# start of Records shown

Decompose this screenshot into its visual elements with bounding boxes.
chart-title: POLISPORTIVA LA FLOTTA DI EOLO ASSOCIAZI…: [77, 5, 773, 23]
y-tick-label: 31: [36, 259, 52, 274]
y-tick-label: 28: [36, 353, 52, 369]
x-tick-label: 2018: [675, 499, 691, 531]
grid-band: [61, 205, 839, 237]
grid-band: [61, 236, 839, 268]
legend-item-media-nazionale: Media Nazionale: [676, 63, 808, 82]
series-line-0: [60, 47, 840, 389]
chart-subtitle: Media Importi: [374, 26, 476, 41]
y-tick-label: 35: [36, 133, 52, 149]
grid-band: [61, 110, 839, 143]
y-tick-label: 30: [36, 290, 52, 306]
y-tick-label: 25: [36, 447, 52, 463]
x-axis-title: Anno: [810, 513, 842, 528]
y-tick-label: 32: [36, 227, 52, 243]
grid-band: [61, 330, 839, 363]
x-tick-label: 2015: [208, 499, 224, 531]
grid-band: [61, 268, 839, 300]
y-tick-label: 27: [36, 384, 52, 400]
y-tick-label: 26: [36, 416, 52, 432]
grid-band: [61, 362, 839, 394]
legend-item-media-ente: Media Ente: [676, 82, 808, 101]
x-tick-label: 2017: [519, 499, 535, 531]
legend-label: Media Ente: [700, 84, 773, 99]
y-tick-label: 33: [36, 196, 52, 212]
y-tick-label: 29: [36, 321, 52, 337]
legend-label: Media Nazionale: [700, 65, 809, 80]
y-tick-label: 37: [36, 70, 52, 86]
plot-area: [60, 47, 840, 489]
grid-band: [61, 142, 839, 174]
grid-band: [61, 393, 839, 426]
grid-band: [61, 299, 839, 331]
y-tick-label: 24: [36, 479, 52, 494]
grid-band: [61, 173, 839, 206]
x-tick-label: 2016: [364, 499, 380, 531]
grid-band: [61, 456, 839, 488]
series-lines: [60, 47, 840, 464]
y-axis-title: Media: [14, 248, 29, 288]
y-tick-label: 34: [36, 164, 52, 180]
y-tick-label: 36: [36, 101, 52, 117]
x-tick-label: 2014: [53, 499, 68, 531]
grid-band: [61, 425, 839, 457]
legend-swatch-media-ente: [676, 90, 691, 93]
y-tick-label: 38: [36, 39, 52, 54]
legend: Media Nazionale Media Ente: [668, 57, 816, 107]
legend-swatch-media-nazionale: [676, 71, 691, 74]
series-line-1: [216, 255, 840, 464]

# end of Records shown

Your objective —
How many lines of the entries contain the string "swatch"? Case counts, and give only the number.

Expected output —
2